■ Short exercise: Set down each entry from the block beneath, exactly as written.

[Recorded data]
------------------------------------
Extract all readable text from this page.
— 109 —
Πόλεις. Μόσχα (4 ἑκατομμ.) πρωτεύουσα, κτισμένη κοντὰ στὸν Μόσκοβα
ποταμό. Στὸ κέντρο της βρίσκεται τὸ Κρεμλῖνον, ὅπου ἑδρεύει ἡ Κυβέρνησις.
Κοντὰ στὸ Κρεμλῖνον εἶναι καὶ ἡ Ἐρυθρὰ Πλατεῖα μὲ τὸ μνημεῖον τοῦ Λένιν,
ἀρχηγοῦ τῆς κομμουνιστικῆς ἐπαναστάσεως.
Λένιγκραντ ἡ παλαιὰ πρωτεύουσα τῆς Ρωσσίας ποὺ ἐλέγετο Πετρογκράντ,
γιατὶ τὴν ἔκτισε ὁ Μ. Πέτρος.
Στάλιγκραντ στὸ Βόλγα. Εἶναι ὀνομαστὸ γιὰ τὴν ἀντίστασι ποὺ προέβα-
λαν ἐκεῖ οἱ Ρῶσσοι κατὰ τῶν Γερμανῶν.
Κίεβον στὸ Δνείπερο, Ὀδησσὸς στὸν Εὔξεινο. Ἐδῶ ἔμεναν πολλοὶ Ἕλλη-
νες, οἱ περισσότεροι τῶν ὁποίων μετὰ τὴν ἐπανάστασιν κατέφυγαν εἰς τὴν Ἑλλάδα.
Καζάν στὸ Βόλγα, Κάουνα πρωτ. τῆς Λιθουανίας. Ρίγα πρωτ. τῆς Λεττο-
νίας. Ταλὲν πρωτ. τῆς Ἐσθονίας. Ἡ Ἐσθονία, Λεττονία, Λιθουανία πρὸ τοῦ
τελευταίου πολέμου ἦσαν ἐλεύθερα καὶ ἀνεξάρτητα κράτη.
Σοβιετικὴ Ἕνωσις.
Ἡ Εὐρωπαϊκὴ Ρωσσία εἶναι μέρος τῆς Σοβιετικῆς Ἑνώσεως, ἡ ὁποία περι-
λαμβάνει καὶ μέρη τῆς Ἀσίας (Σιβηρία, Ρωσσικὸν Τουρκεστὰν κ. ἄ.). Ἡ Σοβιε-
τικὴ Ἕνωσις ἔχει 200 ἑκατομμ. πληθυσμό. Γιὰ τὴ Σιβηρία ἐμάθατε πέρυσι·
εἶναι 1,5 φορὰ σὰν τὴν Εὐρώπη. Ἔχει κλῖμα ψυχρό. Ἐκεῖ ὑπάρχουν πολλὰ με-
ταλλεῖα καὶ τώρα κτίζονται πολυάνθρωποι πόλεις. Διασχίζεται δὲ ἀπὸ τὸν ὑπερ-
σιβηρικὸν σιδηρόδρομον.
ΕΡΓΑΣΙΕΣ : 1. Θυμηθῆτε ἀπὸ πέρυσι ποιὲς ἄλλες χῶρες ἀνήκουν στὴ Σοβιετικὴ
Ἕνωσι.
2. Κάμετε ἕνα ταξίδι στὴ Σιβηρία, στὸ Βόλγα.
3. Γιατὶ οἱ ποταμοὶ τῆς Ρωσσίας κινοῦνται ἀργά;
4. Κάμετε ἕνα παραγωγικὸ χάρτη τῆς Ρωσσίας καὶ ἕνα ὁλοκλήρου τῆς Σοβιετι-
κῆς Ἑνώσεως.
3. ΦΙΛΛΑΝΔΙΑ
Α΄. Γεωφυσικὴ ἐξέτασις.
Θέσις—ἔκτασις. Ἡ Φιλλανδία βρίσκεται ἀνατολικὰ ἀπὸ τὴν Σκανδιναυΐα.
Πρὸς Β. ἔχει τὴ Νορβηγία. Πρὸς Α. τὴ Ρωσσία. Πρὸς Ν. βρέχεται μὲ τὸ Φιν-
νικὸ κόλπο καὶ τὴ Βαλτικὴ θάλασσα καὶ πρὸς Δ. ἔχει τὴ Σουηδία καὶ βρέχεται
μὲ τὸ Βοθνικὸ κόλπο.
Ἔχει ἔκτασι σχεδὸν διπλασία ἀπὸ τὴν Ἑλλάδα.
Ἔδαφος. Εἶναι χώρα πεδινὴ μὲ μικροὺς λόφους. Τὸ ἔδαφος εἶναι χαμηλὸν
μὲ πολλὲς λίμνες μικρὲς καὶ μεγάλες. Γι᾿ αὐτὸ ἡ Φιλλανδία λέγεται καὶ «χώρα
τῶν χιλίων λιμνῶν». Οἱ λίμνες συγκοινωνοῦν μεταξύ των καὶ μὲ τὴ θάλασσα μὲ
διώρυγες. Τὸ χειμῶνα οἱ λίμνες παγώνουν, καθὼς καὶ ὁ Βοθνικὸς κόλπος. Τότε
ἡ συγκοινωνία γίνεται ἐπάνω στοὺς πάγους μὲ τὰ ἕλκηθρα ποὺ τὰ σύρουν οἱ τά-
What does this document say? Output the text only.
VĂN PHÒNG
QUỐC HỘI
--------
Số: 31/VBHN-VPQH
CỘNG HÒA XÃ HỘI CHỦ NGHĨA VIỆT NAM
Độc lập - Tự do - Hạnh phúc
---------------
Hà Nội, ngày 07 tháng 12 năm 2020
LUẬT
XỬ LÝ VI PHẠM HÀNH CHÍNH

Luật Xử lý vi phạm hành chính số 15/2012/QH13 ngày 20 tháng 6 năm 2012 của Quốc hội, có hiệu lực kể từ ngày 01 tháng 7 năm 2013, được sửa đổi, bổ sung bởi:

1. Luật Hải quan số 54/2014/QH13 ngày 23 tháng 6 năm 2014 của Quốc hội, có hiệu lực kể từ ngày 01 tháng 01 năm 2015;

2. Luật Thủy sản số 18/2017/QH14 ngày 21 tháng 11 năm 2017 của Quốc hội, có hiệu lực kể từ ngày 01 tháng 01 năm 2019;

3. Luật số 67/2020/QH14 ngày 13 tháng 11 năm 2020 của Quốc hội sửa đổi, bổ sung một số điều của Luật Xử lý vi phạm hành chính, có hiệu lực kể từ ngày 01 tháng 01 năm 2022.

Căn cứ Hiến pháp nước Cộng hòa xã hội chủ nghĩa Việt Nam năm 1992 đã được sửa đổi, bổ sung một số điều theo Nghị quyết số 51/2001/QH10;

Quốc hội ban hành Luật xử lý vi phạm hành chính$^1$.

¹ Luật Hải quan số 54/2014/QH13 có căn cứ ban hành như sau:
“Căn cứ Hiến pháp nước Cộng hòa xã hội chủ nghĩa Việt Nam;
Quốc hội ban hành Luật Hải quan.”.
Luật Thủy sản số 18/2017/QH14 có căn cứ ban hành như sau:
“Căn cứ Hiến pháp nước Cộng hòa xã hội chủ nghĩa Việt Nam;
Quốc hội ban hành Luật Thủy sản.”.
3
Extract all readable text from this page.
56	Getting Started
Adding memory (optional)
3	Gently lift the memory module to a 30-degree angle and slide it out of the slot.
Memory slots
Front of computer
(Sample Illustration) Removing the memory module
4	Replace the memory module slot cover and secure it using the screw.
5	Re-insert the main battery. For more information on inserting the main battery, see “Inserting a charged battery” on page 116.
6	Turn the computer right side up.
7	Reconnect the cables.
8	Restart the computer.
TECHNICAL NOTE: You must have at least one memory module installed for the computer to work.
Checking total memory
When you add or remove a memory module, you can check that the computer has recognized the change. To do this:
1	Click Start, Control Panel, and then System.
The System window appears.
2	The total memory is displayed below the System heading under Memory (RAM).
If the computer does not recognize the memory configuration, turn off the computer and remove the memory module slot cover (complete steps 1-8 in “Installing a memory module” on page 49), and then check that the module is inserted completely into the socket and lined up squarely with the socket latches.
------------------------------------
■ Solved exercise:
Extract all readable text from this page.
— 109 —
Πόλεις. Μόσχα (4 ἑκατομμ.) πρωτεύουσα, κτισμένη κοντὰ στὸν Μόσκοβα
ποταμό. Στὸ κέντρο της βρίσκεται τὸ Κρεμλῖνον, ὅπου ἑδρεύει ἡ Κυβέρνησις.
Κοντὰ στὸ Κρεμλῖνον εἶναι καὶ ἡ Ἐρυθρὰ Πλατεῖα μὲ τὸ μνημεῖον τοῦ Λένιν,
ἀρχηγοῦ τῆς κομμουνιστικῆς ἐπαναστάσεως.
Λένιγκραντ ἡ παλαιὰ πρωτεύουσα τῆς Ρωσσίας ποὺ ἐλέγετο Πετρογκράντ,
γιατὶ τὴν ἔκτισε ὁ Μ. Πέτρος.
Στάλιγκραντ στὸ Βόλγα. Εἶναι ὀνομαστὸ γιὰ τὴν ἀντίστασι ποὺ προέβα-
λαν ἐκεῖ οἱ Ρῶσσοι κατὰ τῶν Γερμανῶν.
Κίεβον στὸ Δνείπερο, Ὀδησσὸς στὸν Εὔξεινο. Ἐδῶ ἔμεναν πολλοὶ Ἕλλη-
νες, οἱ περισσότεροι τῶν ὁποίων μετὰ τὴν ἐπανάστασιν κατέφυγαν εἰς τὴν Ἑλλάδα.
Καζάν στὸ Βόλγα, Κάουνα πρωτ. τῆς Λιθουανίας. Ρίγα πρωτ. τῆς Λεττο-
νίας. Ταλὲν πρωτ. τῆς Ἐσθονίας. Ἡ Ἐσθονία, Λεττονία, Λιθουανία πρὸ τοῦ
τελευταίου πολέμου ἦσαν ἐλεύθερα καὶ ἀνεξάρτητα κράτη.
Σοβιετικὴ Ἕνωσις.
Ἡ Εὐρωπαϊκὴ Ρωσσία εἶναι μέρος τῆς Σοβιετικῆς Ἑνώσεως, ἡ ὁποία περι-
λαμβάνει καὶ μέρη τῆς Ἀσίας (Σιβηρία, Ρωσσικὸν Τουρκεστὰν κ. ἄ.). Ἡ Σοβιε-
τικὴ Ἕνωσις ἔχει 200 ἑκατομμ. πληθυσμό. Γιὰ τὴ Σιβηρία ἐμάθατε πέρυσι·
εἶναι 1,5 φορὰ σὰν τὴν Εὐρώπη. Ἔχει κλῖμα ψυχρό. Ἐκεῖ ὑπάρχουν πολλὰ με-
ταλλεῖα καὶ τώρα κτίζονται πολυάνθρωποι πόλεις. Διασχίζεται δὲ ἀπὸ τὸν ὑπερ-
σιβηρικὸν σιδηρόδρομον.
ΕΡΓΑΣΙΕΣ : 1. Θυμηθῆτε ἀπὸ πέρυσι ποιὲς ἄλλες χῶρες ἀνήκουν στὴ Σοβιετικὴ
Ἕνωσι.
2. Κάμετε ἕνα ταξίδι στὴ Σιβηρία, στὸ Βόλγα.
3. Γιατὶ οἱ ποταμοὶ τῆς Ρωσσίας κινοῦνται ἀργά;
4. Κάμετε ἕνα παραγωγικὸ χάρτη τῆς Ρωσσίας καὶ ἕνα ὁλοκλήρου τῆς Σοβιετι-
κῆς Ἑνώσεως.
3. ΦΙΛΛΑΝΔΙΑ
Α΄. Γεωφυσικὴ ἐξέτασις.
Θέσις—ἔκτασις. Ἡ Φιλλανδία βρίσκεται ἀνατολικὰ ἀπὸ τὴν Σκανδιναυΐα.
Πρὸς Β. ἔχει τὴ Νορβηγία. Πρὸς Α. τὴ Ρωσσία. Πρὸς Ν. βρέχεται μὲ τὸ Φιν-
νικὸ κόλπο καὶ τὴ Βαλτικὴ θάλασσα καὶ πρὸς Δ. ἔχει τὴ Σουηδία καὶ βρέχεται
μὲ τὸ Βοθνικὸ κόλπο.
Ἔχει ἔκτασι σχεδὸν διπλασία ἀπὸ τὴν Ἑλλάδα.
Ἔδαφος. Εἶναι χώρα πεδινὴ μὲ μικροὺς λόφους. Τὸ ἔδαφος εἶναι χαμηλὸν
μὲ πολλὲς λίμνες μικρὲς καὶ μεγάλες. Γι᾿ αὐτὸ ἡ Φιλλανδία λέγεται καὶ «χώρα
τῶν χιλίων λιμνῶν». Οἱ λίμνες συγκοινωνοῦν μεταξύ των καὶ μὲ τὴ θάλασσα μὲ
διώρυγες. Τὸ χειμῶνα οἱ λίμνες παγώνουν, καθὼς καὶ ὁ Βοθνικὸς κόλπος. Τότε
ἡ συγκοινωνία γίνεται ἐπάνω στοὺς πάγους μὲ τὰ ἕλκηθρα ποὺ τὰ σύρουν οἱ τά-
What does this document say? Output the text only.
VĂN PHÒNG
QUỐC HỘI
--------
Số: 31/VBHN-VPQH
CỘNG HÒA XÃ HỘI CHỦ NGHĨA VIỆT NAM
Độc lập - Tự do - Hạnh phúc
---------------
Hà Nội, ngày 07 tháng 12 năm 2020
LUẬT
XỬ LÝ VI PHẠM HÀNH CHÍNH

Luật Xử lý vi phạm hành chính số 15/2012/QH13 ngày 20 tháng 6 năm 2012 của Quốc hội, có hiệu lực kể từ ngày 01 tháng 7 năm 2013, được sửa đổi, bổ sung bởi:

1. Luật Hải quan số 54/2014/QH13 ngày 23 tháng 6 năm 2014 của Quốc hội, có hiệu lực kể từ ngày 01 tháng 01 năm 2015;

2. Luật Thủy sản số 18/2017/QH14 ngày 21 tháng 11 năm 2017 của Quốc hội, có hiệu lực kể từ ngày 01 tháng 01 năm 2019;

3. Luật số 67/2020/QH14 ngày 13 tháng 11 năm 2020 của Quốc hội sửa đổi, bổ sung một số điều của Luật Xử lý vi phạm hành chính, có hiệu lực kể từ ngày 01 tháng 01 năm 2022.

Căn cứ Hiến pháp nước Cộng hòa xã hội chủ nghĩa Việt Nam năm 1992 đã được sửa đổi, bổ sung một số điều theo Nghị quyết số 51/2001/QH10;

Quốc hội ban hành Luật xử lý vi phạm hành chính$^1$.

¹ Luật Hải quan số 54/2014/QH13 có căn cứ ban hành như sau:
“Căn cứ Hiến pháp nước Cộng hòa xã hội chủ nghĩa Việt Nam;
Quốc hội ban hành Luật Hải quan.”.
Luật Thủy sản số 18/2017/QH14 có căn cứ ban hành như sau:
“Căn cứ Hiến pháp nước Cộng hòa xã hội chủ nghĩa Việt Nam;
Quốc hội ban hành Luật Thủy sản.”.
3
Extract all readable text from this page.
56	Getting Started
Adding memory (optional)
3	Gently lift the memory module to a 30-degree angle and slide it out of the slot.
Memory slots
Front of computer
(Sample Illustration) Removing the memory module
4	Replace the memory module slot cover and secure it using the screw.
5	Re-insert the main battery. For more information on inserting the main battery, see “Inserting a charged battery” on page 116.
6	Turn the computer right side up.
7	Reconnect the cables.
8	Restart the computer.
TECHNICAL NOTE: You must have at least one memory module installed for the computer to work.
Checking total memory
When you add or remove a memory module, you can check that the computer has recognized the change. To do this:
1	Click Start, Control Panel, and then System.
The System window appears.
2	The total memory is displayed below the System heading under Memory (RAM).
If the computer does not recognize the memory configuration, turn off the computer and remove the memory module slot cover (complete steps 1-8 in “Installing a memory module” on page 49), and then check that the module is inserted completely into the socket and lined up squarely with the socket latches.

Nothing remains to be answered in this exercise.